Short task
Write out the records below word for word, please.
---
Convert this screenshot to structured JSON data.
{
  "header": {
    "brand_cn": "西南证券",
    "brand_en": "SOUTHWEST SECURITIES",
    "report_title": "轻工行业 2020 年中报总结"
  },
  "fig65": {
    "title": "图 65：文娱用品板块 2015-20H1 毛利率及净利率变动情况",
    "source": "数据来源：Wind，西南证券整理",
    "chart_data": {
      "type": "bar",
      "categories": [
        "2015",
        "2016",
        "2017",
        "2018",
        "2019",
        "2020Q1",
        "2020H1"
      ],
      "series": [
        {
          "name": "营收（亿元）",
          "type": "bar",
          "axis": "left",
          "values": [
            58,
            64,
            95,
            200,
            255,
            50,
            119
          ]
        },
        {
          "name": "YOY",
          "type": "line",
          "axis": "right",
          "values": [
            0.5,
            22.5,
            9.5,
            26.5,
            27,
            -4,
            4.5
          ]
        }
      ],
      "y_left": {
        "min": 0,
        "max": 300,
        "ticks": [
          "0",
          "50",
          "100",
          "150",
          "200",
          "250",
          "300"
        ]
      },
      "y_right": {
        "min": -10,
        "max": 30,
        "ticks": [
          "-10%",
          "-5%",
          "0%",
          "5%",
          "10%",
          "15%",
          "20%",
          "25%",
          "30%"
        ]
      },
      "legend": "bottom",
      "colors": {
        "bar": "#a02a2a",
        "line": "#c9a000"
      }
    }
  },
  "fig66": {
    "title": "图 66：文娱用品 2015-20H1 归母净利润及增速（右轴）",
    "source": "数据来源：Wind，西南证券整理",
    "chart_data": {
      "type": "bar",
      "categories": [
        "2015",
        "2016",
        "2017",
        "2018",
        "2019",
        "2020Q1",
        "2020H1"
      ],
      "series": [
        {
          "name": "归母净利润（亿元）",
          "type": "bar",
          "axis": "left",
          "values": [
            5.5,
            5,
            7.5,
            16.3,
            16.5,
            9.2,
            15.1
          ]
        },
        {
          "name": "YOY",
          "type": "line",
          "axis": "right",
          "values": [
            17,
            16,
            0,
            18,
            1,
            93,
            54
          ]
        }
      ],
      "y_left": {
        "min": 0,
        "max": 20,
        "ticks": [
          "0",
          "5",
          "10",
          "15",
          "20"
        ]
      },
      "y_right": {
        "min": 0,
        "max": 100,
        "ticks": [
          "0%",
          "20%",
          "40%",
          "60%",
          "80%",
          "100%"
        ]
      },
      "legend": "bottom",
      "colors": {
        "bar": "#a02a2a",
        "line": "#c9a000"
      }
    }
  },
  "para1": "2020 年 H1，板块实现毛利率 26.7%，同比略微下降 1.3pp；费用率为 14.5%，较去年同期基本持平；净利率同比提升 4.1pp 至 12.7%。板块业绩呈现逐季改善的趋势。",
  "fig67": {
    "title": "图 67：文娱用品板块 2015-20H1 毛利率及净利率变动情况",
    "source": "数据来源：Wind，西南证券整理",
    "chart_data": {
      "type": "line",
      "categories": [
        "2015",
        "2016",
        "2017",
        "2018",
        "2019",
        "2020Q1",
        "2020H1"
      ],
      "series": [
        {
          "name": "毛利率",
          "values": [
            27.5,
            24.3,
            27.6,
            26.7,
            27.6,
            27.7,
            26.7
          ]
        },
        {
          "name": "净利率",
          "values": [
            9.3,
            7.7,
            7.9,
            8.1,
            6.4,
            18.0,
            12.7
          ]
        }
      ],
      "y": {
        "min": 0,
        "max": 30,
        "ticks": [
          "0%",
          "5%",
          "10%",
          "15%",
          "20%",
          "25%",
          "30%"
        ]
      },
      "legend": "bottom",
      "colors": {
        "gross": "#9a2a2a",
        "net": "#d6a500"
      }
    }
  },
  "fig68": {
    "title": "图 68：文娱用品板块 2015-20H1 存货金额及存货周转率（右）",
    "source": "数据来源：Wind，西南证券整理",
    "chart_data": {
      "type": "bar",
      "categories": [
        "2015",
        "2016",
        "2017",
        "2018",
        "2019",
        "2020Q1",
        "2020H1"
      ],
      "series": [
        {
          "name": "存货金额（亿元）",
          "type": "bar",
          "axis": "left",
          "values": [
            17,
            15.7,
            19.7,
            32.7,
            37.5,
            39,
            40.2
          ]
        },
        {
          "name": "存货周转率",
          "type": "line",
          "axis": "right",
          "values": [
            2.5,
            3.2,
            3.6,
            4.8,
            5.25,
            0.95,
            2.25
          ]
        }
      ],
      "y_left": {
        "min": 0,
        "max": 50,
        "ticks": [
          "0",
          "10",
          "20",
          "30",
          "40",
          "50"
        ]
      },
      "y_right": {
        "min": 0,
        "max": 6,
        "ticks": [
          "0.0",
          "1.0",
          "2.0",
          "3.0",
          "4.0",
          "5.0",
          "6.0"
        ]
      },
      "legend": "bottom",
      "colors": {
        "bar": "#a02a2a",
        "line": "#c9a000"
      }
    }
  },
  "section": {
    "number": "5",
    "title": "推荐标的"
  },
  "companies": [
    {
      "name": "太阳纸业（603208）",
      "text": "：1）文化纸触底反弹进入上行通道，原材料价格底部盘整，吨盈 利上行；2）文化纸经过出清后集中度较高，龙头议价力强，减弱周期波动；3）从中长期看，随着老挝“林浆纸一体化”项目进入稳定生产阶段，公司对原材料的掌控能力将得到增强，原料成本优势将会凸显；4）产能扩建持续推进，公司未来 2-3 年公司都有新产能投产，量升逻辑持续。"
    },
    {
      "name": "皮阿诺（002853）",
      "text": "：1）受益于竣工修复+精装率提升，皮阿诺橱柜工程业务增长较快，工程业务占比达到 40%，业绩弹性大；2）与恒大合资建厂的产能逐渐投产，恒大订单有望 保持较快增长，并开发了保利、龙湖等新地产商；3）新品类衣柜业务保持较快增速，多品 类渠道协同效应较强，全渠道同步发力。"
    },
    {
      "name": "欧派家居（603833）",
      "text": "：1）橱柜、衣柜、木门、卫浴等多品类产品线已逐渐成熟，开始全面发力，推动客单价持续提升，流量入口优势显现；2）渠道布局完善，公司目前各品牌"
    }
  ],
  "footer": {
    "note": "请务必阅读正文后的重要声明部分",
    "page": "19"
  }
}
---
Answer in full
Convert this screenshot to structured JSON data.
{
  "header": {
    "brand_cn": "西南证券",
    "brand_en": "SOUTHWEST SECURITIES",
    "report_title": "轻工行业 2020 年中报总结"
  },
  "fig65": {
    "title": "图 65：文娱用品板块 2015-20H1 毛利率及净利率变动情况",
    "source": "数据来源：Wind，西南证券整理",
    "chart_data": {
      "type": "bar",
      "categories": [
        "2015",
        "2016",
        "2017",
        "2018",
        "2019",
        "2020Q1",
        "2020H1"
      ],
      "series": [
        {
          "name": "营收（亿元）",
          "type": "bar",
          "axis": "left",
          "values": [
            58,
            64,
            95,
            200,
            255,
            50,
            119
          ]
        },
        {
          "name": "YOY",
          "type": "line",
          "axis": "right",
          "values": [
            0.5,
            22.5,
            9.5,
            26.5,
            27,
            -4,
            4.5
          ]
        }
      ],
      "y_left": {
        "min": 0,
        "max": 300,
        "ticks": [
          "0",
          "50",
          "100",
          "150",
          "200",
          "250",
          "300"
        ]
      },
      "y_right": {
        "min": -10,
        "max": 30,
        "ticks": [
          "-10%",
          "-5%",
          "0%",
          "5%",
          "10%",
          "15%",
          "20%",
          "25%",
          "30%"
        ]
      },
      "legend": "bottom",
      "colors": {
        "bar": "#a02a2a",
        "line": "#c9a000"
      }
    }
  },
  "fig66": {
    "title": "图 66：文娱用品 2015-20H1 归母净利润及增速（右轴）",
    "source": "数据来源：Wind，西南证券整理",
    "chart_data": {
      "type": "bar",
      "categories": [
        "2015",
        "2016",
        "2017",
        "2018",
        "2019",
        "2020Q1",
        "2020H1"
      ],
      "series": [
        {
          "name": "归母净利润（亿元）",
          "type": "bar",
          "axis": "left",
          "values": [
            5.5,
            5,
            7.5,
            16.3,
            16.5,
            9.2,
            15.1
          ]
        },
        {
          "name": "YOY",
          "type": "line",
          "axis": "right",
          "values": [
            17,
            16,
            0,
            18,
            1,
            93,
            54
          ]
        }
      ],
      "y_left": {
        "min": 0,
        "max": 20,
        "ticks": [
          "0",
          "5",
          "10",
          "15",
          "20"
        ]
      },
      "y_right": {
        "min": 0,
        "max": 100,
        "ticks": [
          "0%",
          "20%",
          "40%",
          "60%",
          "80%",
          "100%"
        ]
      },
      "legend": "bottom",
      "colors": {
        "bar": "#a02a2a",
        "line": "#c9a000"
      }
    }
  },
  "para1": "2020 年 H1，板块实现毛利率 26.7%，同比略微下降 1.3pp；费用率为 14.5%，较去年同期基本持平；净利率同比提升 4.1pp 至 12.7%。板块业绩呈现逐季改善的趋势。",
  "fig67": {
    "title": "图 67：文娱用品板块 2015-20H1 毛利率及净利率变动情况",
    "source": "数据来源：Wind，西南证券整理",
    "chart_data": {
      "type": "line",
      "categories": [
        "2015",
        "2016",
        "2017",
        "2018",
        "2019",
        "2020Q1",
        "2020H1"
      ],
      "series": [
        {
          "name": "毛利率",
          "values": [
            27.5,
            24.3,
            27.6,
            26.7,
            27.6,
            27.7,
            26.7
          ]
        },
        {
          "name": "净利率",
          "values": [
            9.3,
            7.7,
            7.9,
            8.1,
            6.4,
            18.0,
            12.7
          ]
        }
      ],
      "y": {
        "min": 0,
        "max": 30,
        "ticks": [
          "0%",
          "5%",
          "10%",
          "15%",
          "20%",
          "25%",
          "30%"
        ]
      },
      "legend": "bottom",
      "colors": {
        "gross": "#9a2a2a",
        "net": "#d6a500"
      }
    }
  },
  "fig68": {
    "title": "图 68：文娱用品板块 2015-20H1 存货金额及存货周转率（右）",
    "source": "数据来源：Wind，西南证券整理",
    "chart_data": {
      "type": "bar",
      "categories": [
        "2015",
        "2016",
        "2017",
        "2018",
        "2019",
        "2020Q1",
        "2020H1"
      ],
      "series": [
        {
          "name": "存货金额（亿元）",
          "type": "bar",
          "axis": "left",
          "values": [
            17,
            15.7,
            19.7,
            32.7,
            37.5,
            39,
            40.2
          ]
        },
        {
          "name": "存货周转率",
          "type": "line",
          "axis": "right",
          "values": [
            2.5,
            3.2,
            3.6,
            4.8,
            5.25,
            0.95,
            2.25
          ]
        }
      ],
      "y_left": {
        "min": 0,
        "max": 50,
        "ticks": [
          "0",
          "10",
          "20",
          "30",
          "40",
          "50"
        ]
      },
      "y_right": {
        "min": 0,
        "max": 6,
        "ticks": [
          "0.0",
          "1.0",
          "2.0",
          "3.0",
          "4.0",
          "5.0",
          "6.0"
        ]
      },
      "legend": "bottom",
      "colors": {
        "bar": "#a02a2a",
        "line": "#c9a000"
      }
    }
  },
  "section": {
    "number": "5",
    "title": "推荐标的"
  },
  "companies": [
    {
      "name": "太阳纸业（603208）",
      "text": "：1）文化纸触底反弹进入上行通道，原材料价格底部盘整，吨盈 利上行；2）文化纸经过出清后集中度较高，龙头议价力强，减弱周期波动；3）从中长期看，随着老挝“林浆纸一体化”项目进入稳定生产阶段，公司对原材料的掌控能力将得到增强，原料成本优势将会凸显；4）产能扩建持续推进，公司未来 2-3 年公司都有新产能投产，量升逻辑持续。"
    },
    {
      "name": "皮阿诺（002853）",
      "text": "：1）受益于竣工修复+精装率提升，皮阿诺橱柜工程业务增长较快，工程业务占比达到 40%，业绩弹性大；2）与恒大合资建厂的产能逐渐投产，恒大订单有望 保持较快增长，并开发了保利、龙湖等新地产商；3）新品类衣柜业务保持较快增速，多品 类渠道协同效应较强，全渠道同步发力。"
    },
    {
      "name": "欧派家居（603833）",
      "text": "：1）橱柜、衣柜、木门、卫浴等多品类产品线已逐渐成熟，开始全面发力，推动客单价持续提升，流量入口优势显现；2）渠道布局完善，公司目前各品牌"
    }
  ],
  "footer": {
    "note": "请务必阅读正文后的重要声明部分",
    "page": "19"
  }
}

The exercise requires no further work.